- [Source]

* START *

Reputation: 8628
I have this dataframe df
:
AA_0 AA_1 AA_2 AA_3
store cake mass visit
store mass visit
mass store
store cake mass visit
I want to calculate the number of times each that each sequence AA_0
-AA_3
appears in df
and represent the result as follows:
result =
count data
2 store/cake/mass/visit
1 store/mass/visit
1 mass/store
How can I do it?
Upvotes: 1
Views: 81
Reputation: 862831
You can use:
df['data'] = df.apply(lambda x: '/'.join(x.dropna()), axis=1)
print (df)
AA_0 AA_1 AA_2 AA_3 data
0 store cake mass visit store/cake/mass/visit
1 store mass visit NaN store/mass/visit
2 mass store NaN NaN mass/store
3 store cake mass visit store/cake/mass/visit
result = df.data.value_counts().rename_axis('count').reset_index()

* END *

- [Set exercise 1] In the forum thread, which method is called on df.data to count how often each joined sequence occurs?

(Collected data entries)
* START *

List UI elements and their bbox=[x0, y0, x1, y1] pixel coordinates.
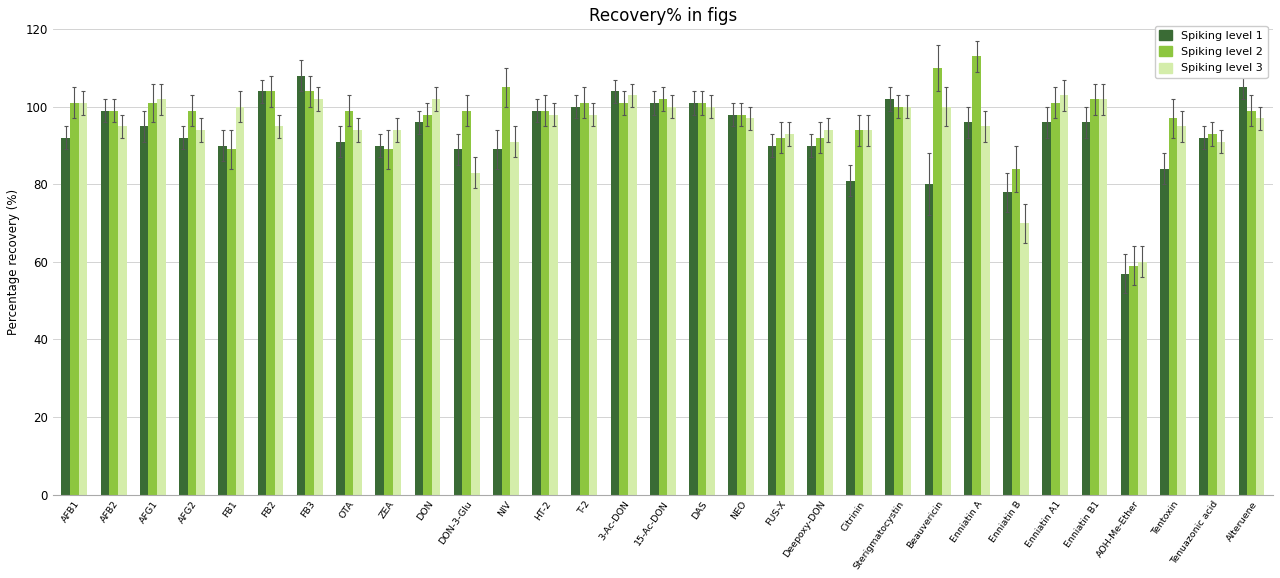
Bar bbox=[257, 91, 266, 495]
Bar bbox=[227, 150, 236, 495]
Bar bbox=[768, 146, 776, 495]
Bar bbox=[101, 111, 109, 495]
Bar bbox=[689, 103, 698, 495]
Bar bbox=[1060, 95, 1069, 495]
Bar bbox=[1051, 103, 1060, 495]
Bar bbox=[275, 126, 283, 495]
Bar bbox=[1208, 134, 1216, 495]
Bar bbox=[471, 173, 480, 495]
Bar bbox=[462, 111, 471, 495]
Bar bbox=[219, 146, 227, 495]
Bar bbox=[297, 76, 306, 495]
Bar bbox=[384, 150, 393, 495]
Bar bbox=[532, 111, 541, 495]
Bar bbox=[415, 123, 424, 495]
Bar bbox=[864, 130, 872, 495]
Bar bbox=[1178, 126, 1187, 495]
Bar bbox=[1004, 192, 1011, 495]
Bar bbox=[650, 103, 659, 495]
Bar bbox=[707, 107, 716, 495]
Bar bbox=[541, 111, 549, 495]
Bar bbox=[266, 91, 275, 495]
Bar bbox=[78, 103, 87, 495]
Y-axis label: Percentage recovery (%): Percentage recovery (%) bbox=[6, 189, 20, 335]
Bar bbox=[659, 99, 667, 495]
Bar bbox=[1239, 87, 1247, 495]
Bar bbox=[511, 142, 518, 495]
Bar bbox=[353, 130, 362, 495]
Bar bbox=[179, 138, 188, 495]
Bar bbox=[431, 99, 440, 495]
Bar bbox=[933, 68, 942, 495]
Bar bbox=[157, 99, 165, 495]
Bar bbox=[1138, 262, 1147, 495]
Bar bbox=[549, 114, 558, 495]
Bar bbox=[1082, 123, 1091, 495]
Bar bbox=[1011, 169, 1020, 495]
Bar bbox=[580, 103, 589, 495]
Legend: Spiking level 1, Spiking level 2, Spiking level 3: Spiking level 1, Spiking level 2, Spikin… bbox=[1155, 25, 1267, 78]
Bar bbox=[628, 95, 636, 495]
Bar bbox=[1216, 142, 1225, 495]
Bar bbox=[109, 111, 118, 495]
Bar bbox=[964, 123, 973, 495]
Bar bbox=[140, 126, 148, 495]
Bar bbox=[737, 114, 746, 495]
Bar bbox=[1160, 169, 1169, 495]
Bar bbox=[785, 134, 794, 495]
Bar bbox=[893, 107, 902, 495]
Bar bbox=[620, 103, 628, 495]
Bar bbox=[1169, 118, 1178, 495]
Bar bbox=[611, 91, 620, 495]
Bar bbox=[393, 130, 401, 495]
Bar bbox=[148, 103, 157, 495]
Bar bbox=[1098, 99, 1107, 495]
Bar bbox=[667, 107, 676, 495]
Bar bbox=[776, 138, 785, 495]
Bar bbox=[1199, 138, 1208, 495]
Bar bbox=[1020, 223, 1029, 495]
Bar bbox=[973, 57, 982, 495]
Bar bbox=[188, 111, 196, 495]
Bar bbox=[1256, 118, 1265, 495]
Bar bbox=[846, 180, 855, 495]
Bar bbox=[806, 146, 815, 495]
Bar bbox=[1121, 273, 1129, 495]
Bar bbox=[1247, 111, 1256, 495]
Bar bbox=[728, 114, 737, 495]
Bar bbox=[61, 138, 70, 495]
Bar bbox=[337, 142, 344, 495]
Title: Recovery% in figs: Recovery% in figs bbox=[589, 7, 737, 25]
Bar bbox=[855, 130, 864, 495]
Bar bbox=[571, 107, 580, 495]
Bar bbox=[1042, 123, 1051, 495]
Bar bbox=[375, 146, 384, 495]
Bar bbox=[982, 126, 989, 495]
Bar bbox=[698, 103, 707, 495]
Bar bbox=[942, 107, 951, 495]
Bar bbox=[306, 91, 314, 495]
Bar bbox=[824, 130, 833, 495]
Bar bbox=[746, 118, 754, 495]
Bar bbox=[493, 150, 502, 495]
Bar bbox=[886, 99, 893, 495]
Bar bbox=[589, 114, 598, 495]
Bar bbox=[902, 107, 911, 495]
Bar bbox=[424, 114, 431, 495]
Bar bbox=[1129, 266, 1138, 495]
Bar bbox=[314, 99, 323, 495]
Bar bbox=[196, 130, 205, 495]
Bar bbox=[1091, 99, 1098, 495]
Bar bbox=[453, 150, 462, 495]
Bar bbox=[924, 184, 933, 495]
Bar bbox=[344, 111, 353, 495]
Bar bbox=[236, 107, 244, 495]
Bar bbox=[70, 103, 78, 495]
Bar bbox=[815, 138, 824, 495]
Bar bbox=[502, 87, 511, 495]
Bar bbox=[118, 126, 127, 495]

* END *

- [Set exercise 2] Transcribe everything in the records from the line that contains "Bar bbox=[257, 91, 266, 495]" down to the line that contains "Bar bbox=[1082, 123, 1091, 495]", including both of those lines.

- [Task output 1] value_counts()

- [Task output 2]
Bar bbox=[257, 91, 266, 495]
Bar bbox=[227, 150, 236, 495]
Bar bbox=[768, 146, 776, 495]
Bar bbox=[101, 111, 109, 495]
Bar bbox=[689, 103, 698, 495]
Bar bbox=[1060, 95, 1069, 495]
Bar bbox=[1051, 103, 1060, 495]
Bar bbox=[275, 126, 283, 495]
Bar bbox=[1208, 134, 1216, 495]
Bar bbox=[471, 173, 480, 495]
Bar bbox=[462, 111, 471, 495]
Bar bbox=[219, 146, 227, 495]
Bar bbox=[297, 76, 306, 495]
Bar bbox=[384, 150, 393, 495]
Bar bbox=[532, 111, 541, 495]
Bar bbox=[415, 123, 424, 495]
Bar bbox=[864, 130, 872, 495]
Bar bbox=[1178, 126, 1187, 495]
Bar bbox=[1004, 192, 1011, 495]
Bar bbox=[650, 103, 659, 495]
Bar bbox=[707, 107, 716, 495]
Bar bbox=[541, 111, 549, 495]
Bar bbox=[266, 91, 275, 495]
Bar bbox=[78, 103, 87, 495]
Y-axis label: Percentage recovery (%): Percentage recovery (%) bbox=[6, 189, 20, 335]
Bar bbox=[659, 99, 667, 495]
Bar bbox=[1239, 87, 1247, 495]
Bar bbox=[511, 142, 518, 495]
Bar bbox=[353, 130, 362, 495]
Bar bbox=[179, 138, 188, 495]
Bar bbox=[431, 99, 440, 495]
Bar bbox=[933, 68, 942, 495]
Bar bbox=[157, 99, 165, 495]
Bar bbox=[1138, 262, 1147, 495]
Bar bbox=[549, 114, 558, 495]
Bar bbox=[1082, 123, 1091, 495]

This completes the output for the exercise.